* **GIVEN EXERCISE**: Go through the entries one line at a time, and gather every line that has the word "title".

* **ENTRIES PROVIDED**:
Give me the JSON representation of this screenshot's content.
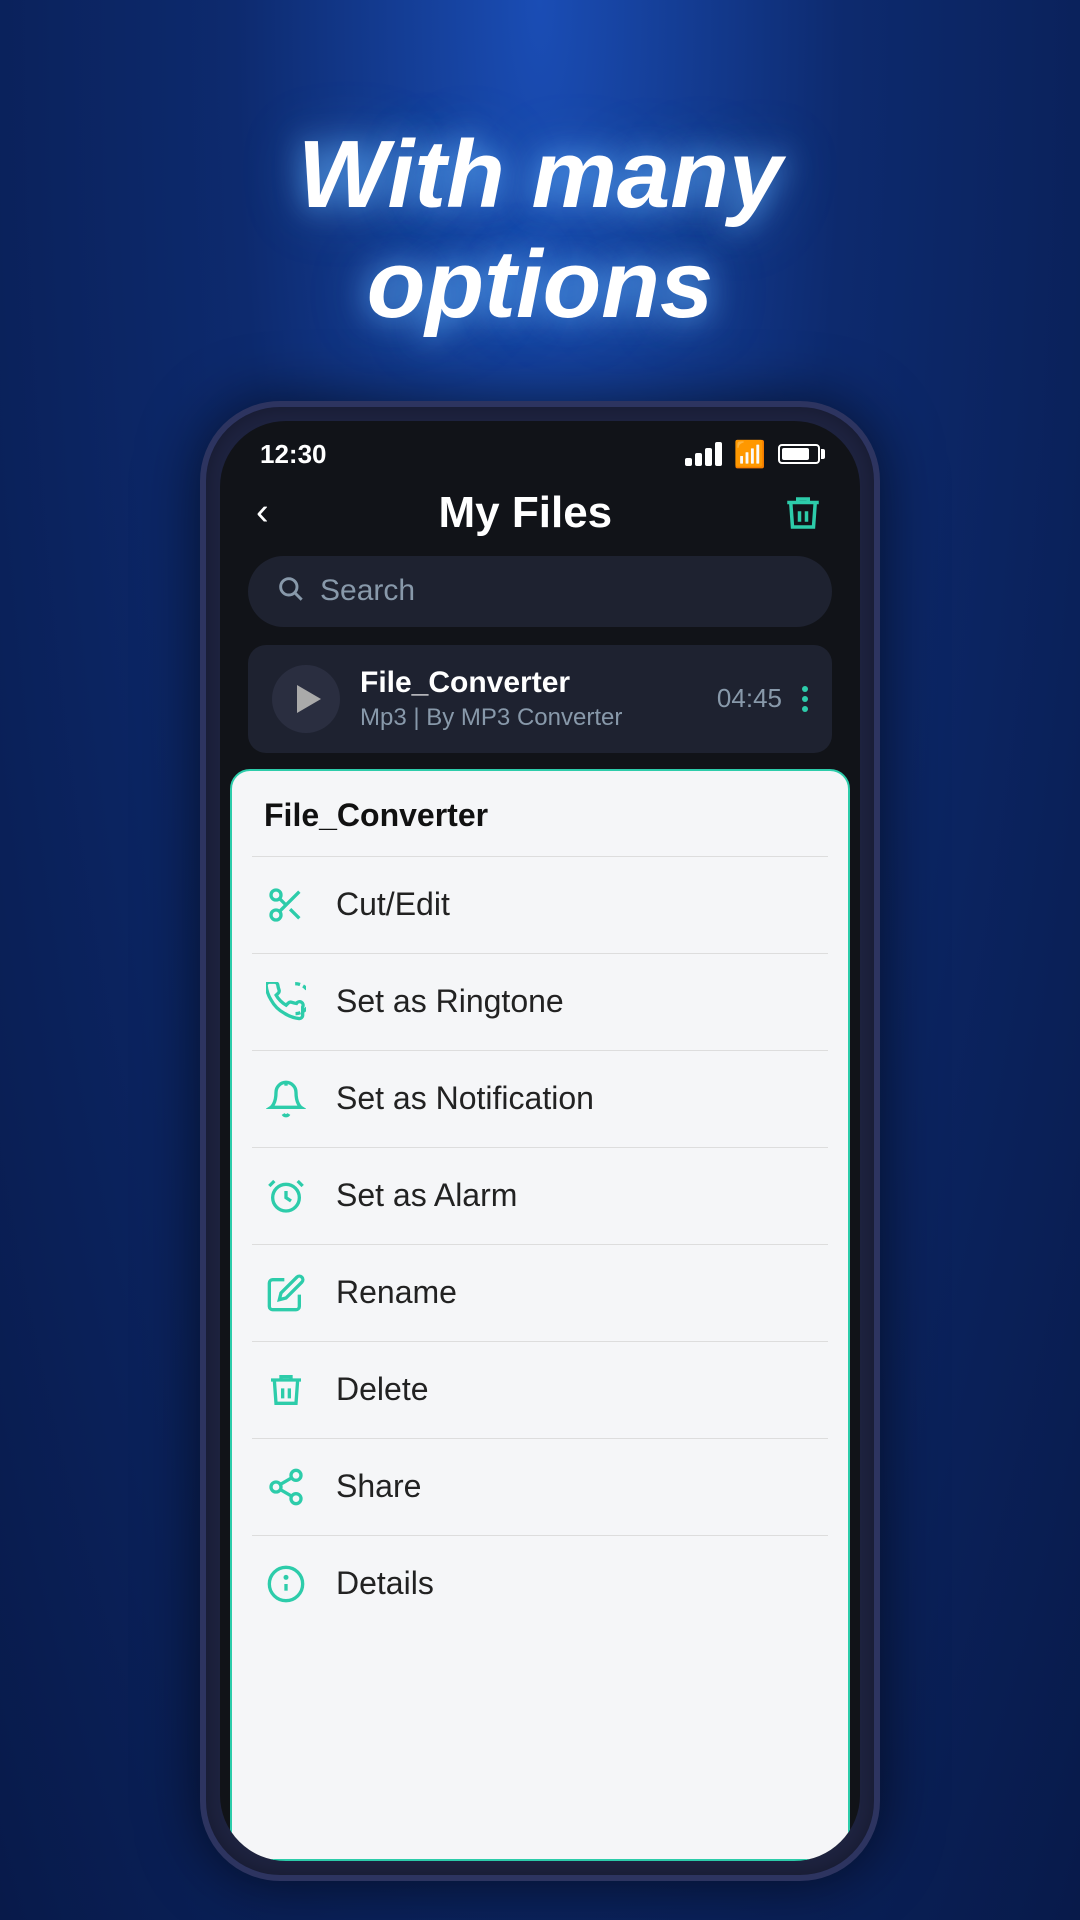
{
  "headline": {
    "line1": "With many",
    "line2": "options"
  },
  "status_bar": {
    "time": "12:30"
  },
  "app_bar": {
    "title": "My Files"
  },
  "search": {
    "placeholder": "Search"
  },
  "file_item": {
    "name": "File_Converter",
    "meta": "Mp3 | By MP3 Converter",
    "duration": "04:45"
  },
  "context_menu": {
    "title": "File_Converter",
    "items": [
      {
        "id": "cut-edit",
        "label": "Cut/Edit",
        "icon": "scissors"
      },
      {
        "id": "set-ringtone",
        "label": "Set as Ringtone",
        "icon": "phone"
      },
      {
        "id": "set-notification",
        "label": "Set as Notification",
        "icon": "bell"
      },
      {
        "id": "set-alarm",
        "label": "Set as Alarm",
        "icon": "alarm"
      },
      {
        "id": "rename",
        "label": "Rename",
        "icon": "pencil"
      },
      {
        "id": "delete",
        "label": "Delete",
        "icon": "trash"
      },
      {
        "id": "share",
        "label": "Share",
        "icon": "share"
      },
      {
        "id": "details",
        "label": "Details",
        "icon": "info"
      }
    ]
  }
}
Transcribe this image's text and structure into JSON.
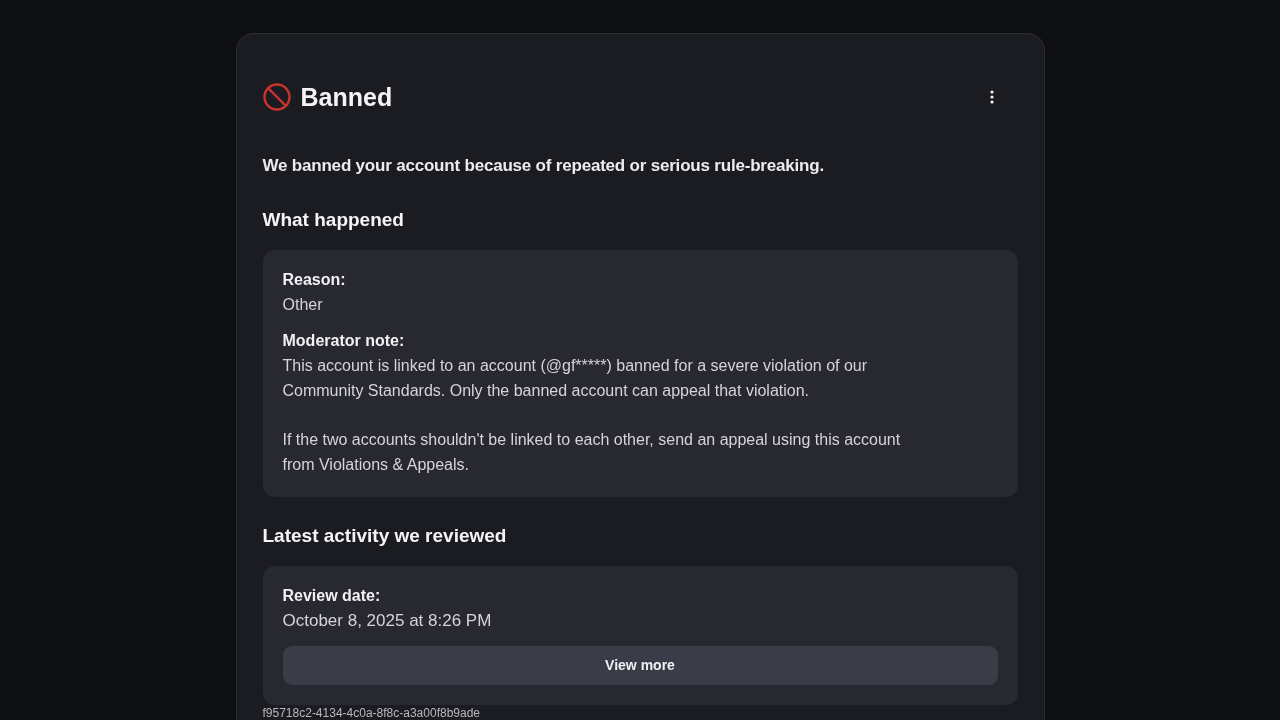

* **RESULT OF THIS TASK**:
    "title": "My Files"
    "title": "File_Converter",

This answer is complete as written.